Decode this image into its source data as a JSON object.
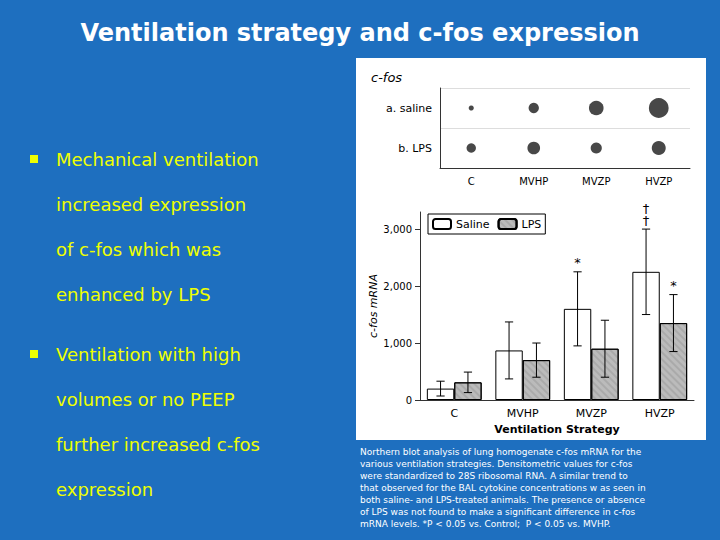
{
  "title": "Ventilation strategy and c-fos expression",
  "background_color": "#1E6FBF",
  "bullet_color": "#EEFF00",
  "bullets": [
    [
      [
        "Mechanical ventilation"
      ],
      [
        "increased expression"
      ],
      [
        "of ",
        "c-fos",
        " which was"
      ],
      [
        "enhanced by LPS"
      ]
    ],
    [
      [
        "Ventilation with high"
      ],
      [
        "volumes or no PEEP"
      ],
      [
        "further increased ",
        "c-fos"
      ],
      [
        "expression"
      ]
    ]
  ],
  "caption": [
    "Northern blot analysis of lung homogenate c-fos mRNA for the",
    "various ventilation strategies. Densitometric values for c-fos",
    "were standardized to 28S ribosomal RNA. A similar trend to",
    "that observed for the BAL cytokine concentrations w as seen in",
    "both saline- and LPS-treated animals. The presence or absence",
    "of LPS was not found to make a significant difference in c-fos",
    "mRNA levels. *P < 0.05 vs. Control;  P < 0.05 vs. MVHP."
  ],
  "chart_data": [
    {
      "type": "scatter",
      "title": "c-fos",
      "categories": [
        "C",
        "MVHP",
        "MVZP",
        "HVZP"
      ],
      "color": "#1A1A1A",
      "series": [
        {
          "name": "a. saline",
          "sizes": [
            15,
            60,
            120,
            220
          ]
        },
        {
          "name": "b. LPS",
          "sizes": [
            50,
            90,
            70,
            110
          ]
        }
      ]
    },
    {
      "type": "bar",
      "categories": [
        "C",
        "MVHP",
        "MVZP",
        "HVZP"
      ],
      "series": [
        {
          "name": "Saline",
          "color": "#FFFFFF",
          "values": [
            200,
            870,
            1600,
            2250
          ],
          "errors": [
            130,
            500,
            650,
            750
          ]
        },
        {
          "name": "LPS",
          "color": "#BBBBBB",
          "values": [
            310,
            700,
            900,
            1350
          ],
          "errors": [
            180,
            300,
            500,
            500
          ]
        }
      ],
      "xlabel": "Ventilation Strategy",
      "ylabel": "c-fos mRNA",
      "ylim": [
        0,
        3300
      ],
      "yticks": [
        0,
        {
          "value": 1000,
          "label": "1,000"
        },
        {
          "value": 2000,
          "label": "2,000"
        },
        {
          "value": 3000,
          "label": "3,000"
        }
      ],
      "grid": false,
      "legend": "upper left",
      "annotations": [
        {
          "text": "*",
          "category": "MVZP",
          "series": "Saline"
        },
        {
          "text": "†\n†",
          "category": "HVZP",
          "series": "Saline"
        },
        {
          "text": "*",
          "category": "HVZP",
          "series": "LPS"
        }
      ]
    }
  ]
}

§ **What the task requires**: All records above need to be returned exactly. Omit the pictures.

§ **Exercise solution**:
Decode this image into its source data as a JSON object.
{
  "title": "Ventilation strategy and c-fos expression",
  "background_color": "#1E6FBF",
  "bullet_color": "#EEFF00",
  "bullets": [
    [
      [
        "Mechanical ventilation"
      ],
      [
        "increased expression"
      ],
      [
        "of ",
        "c-fos",
        " which was"
      ],
      [
        "enhanced by LPS"
      ]
    ],
    [
      [
        "Ventilation with high"
      ],
      [
        "volumes or no PEEP"
      ],
      [
        "further increased ",
        "c-fos"
      ],
      [
        "expression"
      ]
    ]
  ],
  "caption": [
    "Northern blot analysis of lung homogenate c-fos mRNA for the",
    "various ventilation strategies. Densitometric values for c-fos",
    "were standardized to 28S ribosomal RNA. A similar trend to",
    "that observed for the BAL cytokine concentrations w as seen in",
    "both saline- and LPS-treated animals. The presence or absence",
    "of LPS was not found to make a significant difference in c-fos",
    "mRNA levels. *P < 0.05 vs. Control;  P < 0.05 vs. MVHP."
  ],
  "chart_data": [
    {
      "type": "scatter",
      "title": "c-fos",
      "categories": [
        "C",
        "MVHP",
        "MVZP",
        "HVZP"
      ],
      "color": "#1A1A1A",
      "series": [
        {
          "name": "a. saline",
          "sizes": [
            15,
            60,
            120,
            220
          ]
        },
        {
          "name": "b. LPS",
          "sizes": [
            50,
            90,
            70,
            110
          ]
        }
      ]
    },
    {
      "type": "bar",
      "categories": [
        "C",
        "MVHP",
        "MVZP",
        "HVZP"
      ],
      "series": [
        {
          "name": "Saline",
          "color": "#FFFFFF",
          "values": [
            200,
            870,
            1600,
            2250
          ],
          "errors": [
            130,
            500,
            650,
            750
          ]
        },
        {
          "name": "LPS",
          "color": "#BBBBBB",
          "values": [
            310,
            700,
            900,
            1350
          ],
          "errors": [
            180,
            300,
            500,
            500
          ]
        }
      ],
      "xlabel": "Ventilation Strategy",
      "ylabel": "c-fos mRNA",
      "ylim": [
        0,
        3300
      ],
      "yticks": [
        0,
        {
          "value": 1000,
          "label": "1,000"
        },
        {
          "value": 2000,
          "label": "2,000"
        },
        {
          "value": 3000,
          "label": "3,000"
        }
      ],
      "grid": false,
      "legend": "upper left",
      "annotations": [
        {
          "text": "*",
          "category": "MVZP",
          "series": "Saline"
        },
        {
          "text": "†\n†",
          "category": "HVZP",
          "series": "Saline"
        },
        {
          "text": "*",
          "category": "HVZP",
          "series": "LPS"
        }
      ]
    }
  ]
}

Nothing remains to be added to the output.